Data entries
--- begin ---

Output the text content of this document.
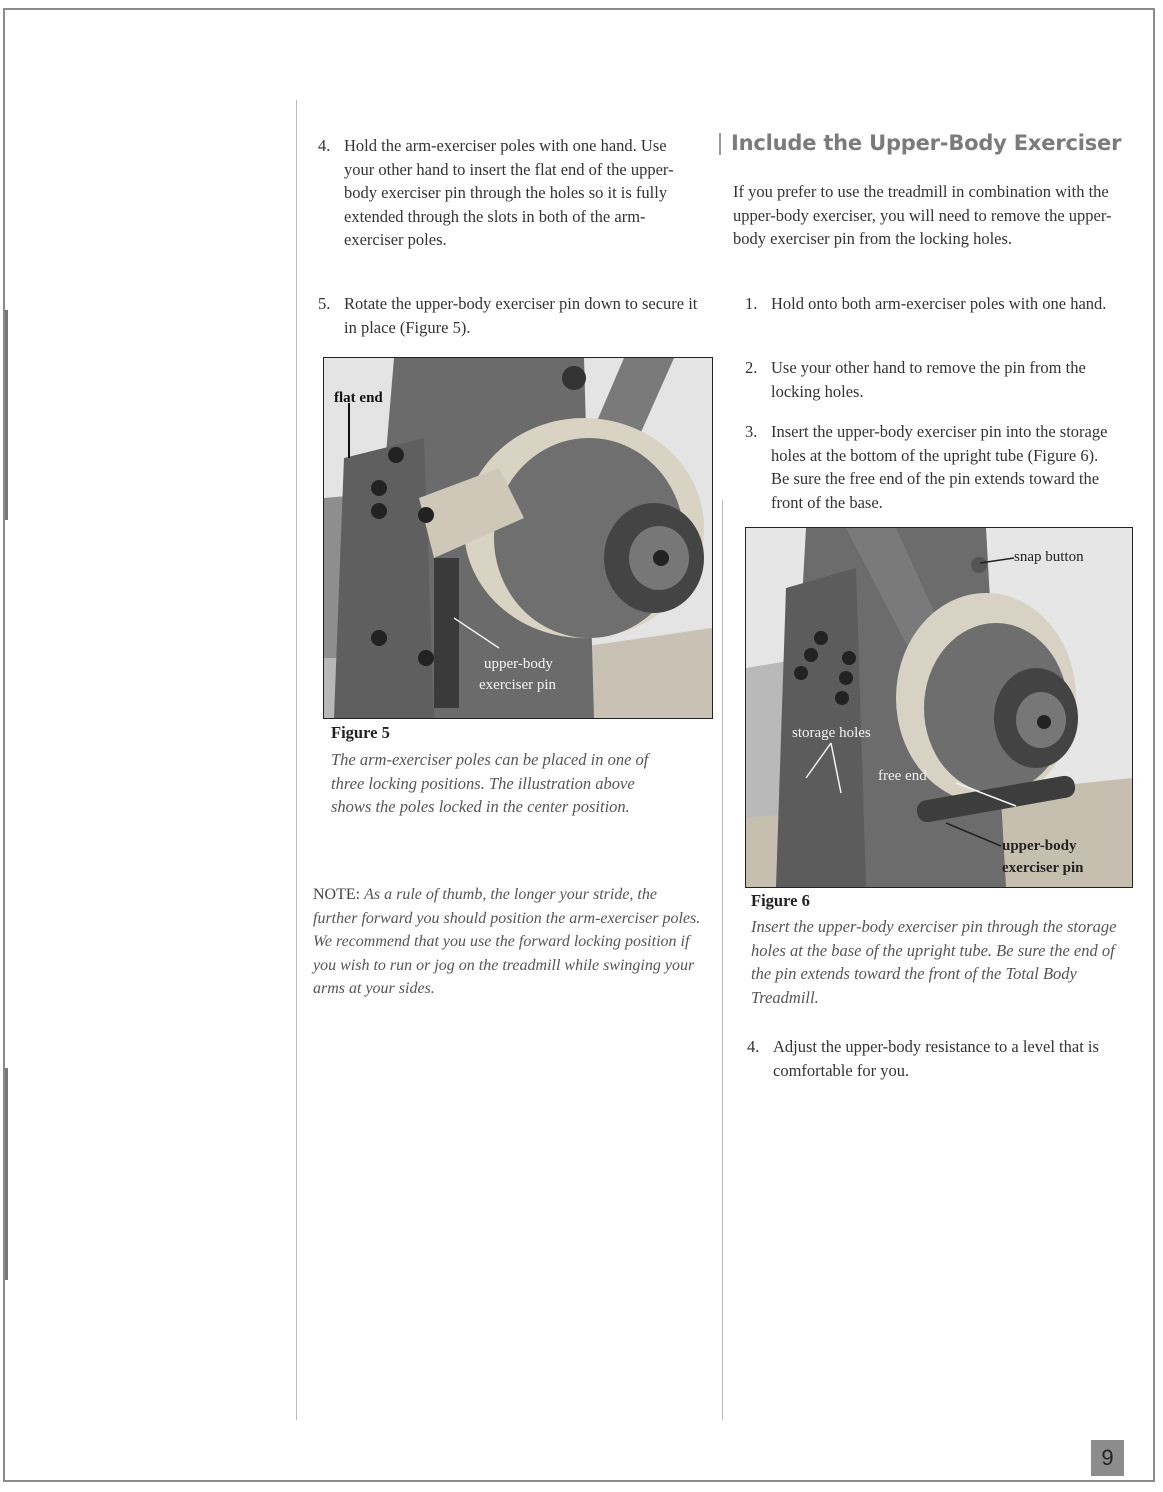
4. Hold the arm-exerciser poles with one hand. Use your other hand to insert the flat end of the upper-body exerciser pin through the holes so it is fully extended through the slots in both of the arm-exerciser poles.
5. Rotate the upper-body exerciser pin down to secure it in place (Figure 5).
flat end
upper-body
exerciser pin
Figure 5
The arm-exerciser poles can be placed in one of three locking positions. The illustration above shows the poles locked in the center position.
NOTE: As a rule of thumb, the longer your stride, the further forward you should position the arm-exerciser poles. We recommend that you use the forward locking position if you wish to run or jog on the treadmill while swinging your arms at your sides.
Include the Upper-Body Exerciser
If you prefer to use the treadmill in combination with the upper-body exerciser, you will need to remove the upper-body exerciser pin from the locking holes.
1. Hold onto both arm-exerciser poles with one hand.
2. Use your other hand to remove the pin from the locking holes.
3. Insert the upper-body exerciser pin into the storage holes at the bottom of the upright tube (Figure 6). Be sure the free end of the pin extends toward the front of the base.
snap button
storage holes
free end
upper-body
exerciser pin
Figure 6
Insert the upper-body exerciser pin through the storage holes at the base of the upright tube. Be sure the end of the pin extends toward the front of the Total Body Treadmill.
4. Adjust the upper-body resistance to a level that is comfortable for you.
9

--- end ---

§ Given task
Output a single number: how many lines contain the word "flat".

§ Task result
2